#### Material for this task
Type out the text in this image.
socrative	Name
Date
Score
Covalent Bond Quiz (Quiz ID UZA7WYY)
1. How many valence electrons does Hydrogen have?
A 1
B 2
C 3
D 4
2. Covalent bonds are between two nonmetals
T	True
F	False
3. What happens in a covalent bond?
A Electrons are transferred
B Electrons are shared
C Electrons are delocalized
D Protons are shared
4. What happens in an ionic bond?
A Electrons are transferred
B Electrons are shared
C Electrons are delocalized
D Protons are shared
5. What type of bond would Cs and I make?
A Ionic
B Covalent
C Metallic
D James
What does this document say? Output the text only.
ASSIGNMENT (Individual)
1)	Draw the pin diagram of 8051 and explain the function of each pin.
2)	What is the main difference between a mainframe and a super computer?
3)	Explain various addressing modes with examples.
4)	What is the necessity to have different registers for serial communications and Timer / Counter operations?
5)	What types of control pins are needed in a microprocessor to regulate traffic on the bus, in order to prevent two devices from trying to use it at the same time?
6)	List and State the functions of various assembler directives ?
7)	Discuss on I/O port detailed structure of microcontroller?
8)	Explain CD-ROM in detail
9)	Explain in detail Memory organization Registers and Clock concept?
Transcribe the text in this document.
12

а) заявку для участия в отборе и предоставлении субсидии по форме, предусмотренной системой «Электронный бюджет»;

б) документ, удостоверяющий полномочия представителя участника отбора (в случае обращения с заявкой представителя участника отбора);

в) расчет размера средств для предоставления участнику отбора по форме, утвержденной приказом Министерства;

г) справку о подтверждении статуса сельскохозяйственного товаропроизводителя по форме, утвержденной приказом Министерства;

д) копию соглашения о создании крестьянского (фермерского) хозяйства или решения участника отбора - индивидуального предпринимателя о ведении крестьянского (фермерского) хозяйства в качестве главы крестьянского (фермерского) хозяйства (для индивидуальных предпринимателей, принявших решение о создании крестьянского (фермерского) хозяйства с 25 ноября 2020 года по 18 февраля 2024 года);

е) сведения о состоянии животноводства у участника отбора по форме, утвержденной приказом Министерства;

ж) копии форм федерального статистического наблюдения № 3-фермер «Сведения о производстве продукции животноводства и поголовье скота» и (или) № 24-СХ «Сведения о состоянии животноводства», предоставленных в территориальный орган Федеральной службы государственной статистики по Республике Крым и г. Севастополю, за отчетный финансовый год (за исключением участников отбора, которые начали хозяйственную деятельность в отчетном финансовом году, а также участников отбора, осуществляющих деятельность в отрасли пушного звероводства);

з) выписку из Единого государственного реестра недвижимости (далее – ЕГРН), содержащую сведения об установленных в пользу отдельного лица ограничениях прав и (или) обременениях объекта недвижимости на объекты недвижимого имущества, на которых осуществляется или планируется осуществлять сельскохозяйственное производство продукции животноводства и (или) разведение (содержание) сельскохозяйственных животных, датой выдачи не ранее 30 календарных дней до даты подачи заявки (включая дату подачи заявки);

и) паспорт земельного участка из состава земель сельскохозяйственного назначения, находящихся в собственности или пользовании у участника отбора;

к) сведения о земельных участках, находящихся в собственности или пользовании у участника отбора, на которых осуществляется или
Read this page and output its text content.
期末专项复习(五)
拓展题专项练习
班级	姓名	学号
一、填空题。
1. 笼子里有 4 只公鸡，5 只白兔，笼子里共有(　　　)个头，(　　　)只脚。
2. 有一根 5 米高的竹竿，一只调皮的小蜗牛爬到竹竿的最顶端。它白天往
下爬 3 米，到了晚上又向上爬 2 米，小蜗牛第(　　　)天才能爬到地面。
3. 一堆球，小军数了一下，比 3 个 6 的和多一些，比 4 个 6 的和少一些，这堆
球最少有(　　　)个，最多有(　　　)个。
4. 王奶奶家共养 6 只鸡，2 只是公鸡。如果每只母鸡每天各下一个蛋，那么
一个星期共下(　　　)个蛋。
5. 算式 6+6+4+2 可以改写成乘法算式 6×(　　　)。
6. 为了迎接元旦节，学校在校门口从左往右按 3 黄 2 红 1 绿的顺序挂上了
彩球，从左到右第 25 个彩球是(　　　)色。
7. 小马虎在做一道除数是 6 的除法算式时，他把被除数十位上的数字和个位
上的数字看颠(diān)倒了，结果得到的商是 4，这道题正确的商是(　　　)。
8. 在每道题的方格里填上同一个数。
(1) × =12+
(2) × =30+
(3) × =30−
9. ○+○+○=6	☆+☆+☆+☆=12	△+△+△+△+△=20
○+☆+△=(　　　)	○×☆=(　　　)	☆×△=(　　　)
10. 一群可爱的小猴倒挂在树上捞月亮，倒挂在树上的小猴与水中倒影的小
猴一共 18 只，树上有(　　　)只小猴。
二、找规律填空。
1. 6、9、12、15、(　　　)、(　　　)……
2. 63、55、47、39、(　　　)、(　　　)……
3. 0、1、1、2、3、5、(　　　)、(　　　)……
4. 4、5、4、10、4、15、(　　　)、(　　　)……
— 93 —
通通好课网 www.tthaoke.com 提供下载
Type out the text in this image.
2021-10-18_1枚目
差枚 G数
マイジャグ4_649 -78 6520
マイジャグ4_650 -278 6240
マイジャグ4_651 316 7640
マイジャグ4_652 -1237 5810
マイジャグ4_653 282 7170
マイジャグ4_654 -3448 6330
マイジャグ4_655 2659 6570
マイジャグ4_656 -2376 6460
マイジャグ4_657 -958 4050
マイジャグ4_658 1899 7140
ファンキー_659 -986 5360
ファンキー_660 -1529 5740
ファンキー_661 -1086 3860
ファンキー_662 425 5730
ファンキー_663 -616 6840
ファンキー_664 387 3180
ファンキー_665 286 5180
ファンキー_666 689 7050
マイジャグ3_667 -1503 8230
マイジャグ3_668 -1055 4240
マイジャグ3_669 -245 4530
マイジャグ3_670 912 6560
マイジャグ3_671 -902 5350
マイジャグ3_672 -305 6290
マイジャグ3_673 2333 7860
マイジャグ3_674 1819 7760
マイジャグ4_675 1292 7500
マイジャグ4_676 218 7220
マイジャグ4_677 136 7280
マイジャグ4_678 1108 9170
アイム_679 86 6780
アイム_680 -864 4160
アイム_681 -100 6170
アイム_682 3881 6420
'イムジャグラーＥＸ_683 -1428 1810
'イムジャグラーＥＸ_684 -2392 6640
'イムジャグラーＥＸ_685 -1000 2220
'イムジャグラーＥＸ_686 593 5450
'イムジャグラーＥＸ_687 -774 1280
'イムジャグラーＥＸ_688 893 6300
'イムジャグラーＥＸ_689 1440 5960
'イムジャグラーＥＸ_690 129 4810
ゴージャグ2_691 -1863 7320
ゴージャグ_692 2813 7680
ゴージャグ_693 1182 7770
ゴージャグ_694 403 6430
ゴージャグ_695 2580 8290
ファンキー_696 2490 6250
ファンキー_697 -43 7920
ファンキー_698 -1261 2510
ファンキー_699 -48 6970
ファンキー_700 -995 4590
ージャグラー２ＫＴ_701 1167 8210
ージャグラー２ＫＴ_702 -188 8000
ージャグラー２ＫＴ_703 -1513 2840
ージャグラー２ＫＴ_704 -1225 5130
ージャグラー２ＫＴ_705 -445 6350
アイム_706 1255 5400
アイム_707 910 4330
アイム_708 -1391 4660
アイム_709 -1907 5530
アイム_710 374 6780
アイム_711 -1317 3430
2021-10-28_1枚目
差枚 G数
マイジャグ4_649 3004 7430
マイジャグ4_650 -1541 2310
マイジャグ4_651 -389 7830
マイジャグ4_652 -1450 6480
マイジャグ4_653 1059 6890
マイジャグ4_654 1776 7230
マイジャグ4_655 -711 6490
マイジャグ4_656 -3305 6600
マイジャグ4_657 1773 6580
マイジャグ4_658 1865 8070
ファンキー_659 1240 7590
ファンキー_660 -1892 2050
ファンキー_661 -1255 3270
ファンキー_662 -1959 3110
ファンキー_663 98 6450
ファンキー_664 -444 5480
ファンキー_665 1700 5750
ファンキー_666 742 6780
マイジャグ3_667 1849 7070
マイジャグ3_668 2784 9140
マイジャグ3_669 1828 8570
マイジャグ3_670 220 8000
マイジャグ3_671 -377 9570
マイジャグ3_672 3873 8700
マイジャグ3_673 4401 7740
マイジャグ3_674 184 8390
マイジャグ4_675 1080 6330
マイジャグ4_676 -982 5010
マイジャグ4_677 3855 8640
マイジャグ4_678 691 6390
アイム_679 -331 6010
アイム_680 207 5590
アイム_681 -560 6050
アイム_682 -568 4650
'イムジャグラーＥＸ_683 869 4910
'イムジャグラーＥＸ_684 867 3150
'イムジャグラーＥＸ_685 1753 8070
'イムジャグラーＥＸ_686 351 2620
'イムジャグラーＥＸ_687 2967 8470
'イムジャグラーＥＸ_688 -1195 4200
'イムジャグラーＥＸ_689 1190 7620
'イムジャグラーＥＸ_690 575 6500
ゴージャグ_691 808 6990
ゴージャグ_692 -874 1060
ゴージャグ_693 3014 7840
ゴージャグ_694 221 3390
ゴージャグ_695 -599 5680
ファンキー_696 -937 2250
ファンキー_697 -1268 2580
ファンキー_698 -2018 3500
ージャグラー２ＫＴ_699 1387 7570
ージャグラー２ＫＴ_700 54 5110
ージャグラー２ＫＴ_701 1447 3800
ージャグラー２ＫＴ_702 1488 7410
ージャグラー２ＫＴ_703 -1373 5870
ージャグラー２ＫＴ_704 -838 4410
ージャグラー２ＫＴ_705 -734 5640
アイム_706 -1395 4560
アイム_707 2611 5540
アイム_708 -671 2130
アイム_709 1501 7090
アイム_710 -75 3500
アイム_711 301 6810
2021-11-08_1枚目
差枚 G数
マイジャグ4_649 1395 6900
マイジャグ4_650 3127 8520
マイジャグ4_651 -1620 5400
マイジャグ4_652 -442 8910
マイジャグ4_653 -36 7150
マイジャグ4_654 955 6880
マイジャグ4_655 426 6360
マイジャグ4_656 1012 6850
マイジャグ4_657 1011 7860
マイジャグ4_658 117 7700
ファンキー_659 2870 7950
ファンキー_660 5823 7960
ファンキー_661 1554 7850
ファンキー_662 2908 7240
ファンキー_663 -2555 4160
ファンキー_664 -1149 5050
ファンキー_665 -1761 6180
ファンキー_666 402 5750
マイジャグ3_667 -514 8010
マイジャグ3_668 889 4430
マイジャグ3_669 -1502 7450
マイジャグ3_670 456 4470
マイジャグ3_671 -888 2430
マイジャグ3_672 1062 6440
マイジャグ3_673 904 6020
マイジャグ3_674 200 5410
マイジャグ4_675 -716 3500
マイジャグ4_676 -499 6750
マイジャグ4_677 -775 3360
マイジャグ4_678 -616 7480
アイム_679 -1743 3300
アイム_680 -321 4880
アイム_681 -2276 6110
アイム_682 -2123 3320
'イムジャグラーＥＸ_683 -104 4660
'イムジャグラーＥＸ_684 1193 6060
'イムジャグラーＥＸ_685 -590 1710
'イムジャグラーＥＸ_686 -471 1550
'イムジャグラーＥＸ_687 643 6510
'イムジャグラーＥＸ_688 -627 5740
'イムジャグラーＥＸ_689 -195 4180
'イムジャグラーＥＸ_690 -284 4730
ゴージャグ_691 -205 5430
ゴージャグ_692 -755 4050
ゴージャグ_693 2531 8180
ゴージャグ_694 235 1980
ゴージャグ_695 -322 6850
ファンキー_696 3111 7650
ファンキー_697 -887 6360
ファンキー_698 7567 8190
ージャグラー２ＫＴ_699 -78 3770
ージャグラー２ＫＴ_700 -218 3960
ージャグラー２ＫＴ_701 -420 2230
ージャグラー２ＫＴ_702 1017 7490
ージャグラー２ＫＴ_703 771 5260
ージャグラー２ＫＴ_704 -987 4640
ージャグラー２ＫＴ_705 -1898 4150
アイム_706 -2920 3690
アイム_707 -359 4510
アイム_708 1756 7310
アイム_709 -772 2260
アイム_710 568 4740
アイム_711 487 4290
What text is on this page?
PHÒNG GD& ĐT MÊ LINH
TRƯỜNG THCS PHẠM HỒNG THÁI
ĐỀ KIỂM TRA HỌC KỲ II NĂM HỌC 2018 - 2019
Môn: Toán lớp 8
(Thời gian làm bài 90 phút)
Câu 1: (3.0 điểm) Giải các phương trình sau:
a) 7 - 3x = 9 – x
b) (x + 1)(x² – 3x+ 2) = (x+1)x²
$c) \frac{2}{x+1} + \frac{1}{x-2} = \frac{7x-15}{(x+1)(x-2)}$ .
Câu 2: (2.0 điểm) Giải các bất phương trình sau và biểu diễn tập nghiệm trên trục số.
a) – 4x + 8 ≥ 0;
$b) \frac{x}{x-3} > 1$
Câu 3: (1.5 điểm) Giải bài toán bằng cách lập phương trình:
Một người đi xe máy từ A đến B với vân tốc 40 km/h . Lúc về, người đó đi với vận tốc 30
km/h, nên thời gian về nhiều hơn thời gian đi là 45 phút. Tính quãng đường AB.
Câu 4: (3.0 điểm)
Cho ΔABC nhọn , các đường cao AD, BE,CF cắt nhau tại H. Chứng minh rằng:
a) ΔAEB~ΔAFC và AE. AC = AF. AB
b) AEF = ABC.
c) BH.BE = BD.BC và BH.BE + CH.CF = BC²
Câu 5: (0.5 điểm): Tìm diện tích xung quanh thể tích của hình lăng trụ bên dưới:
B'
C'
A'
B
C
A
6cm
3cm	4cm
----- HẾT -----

#### What this task involves
Look through the material above and pick out each line holding the word "gian".

#### Expected output
(Thời gian làm bài 90 phút)
km/h, nên thời gian về nhiều hơn thời gian đi là 45 phút. Tính quãng đường AB.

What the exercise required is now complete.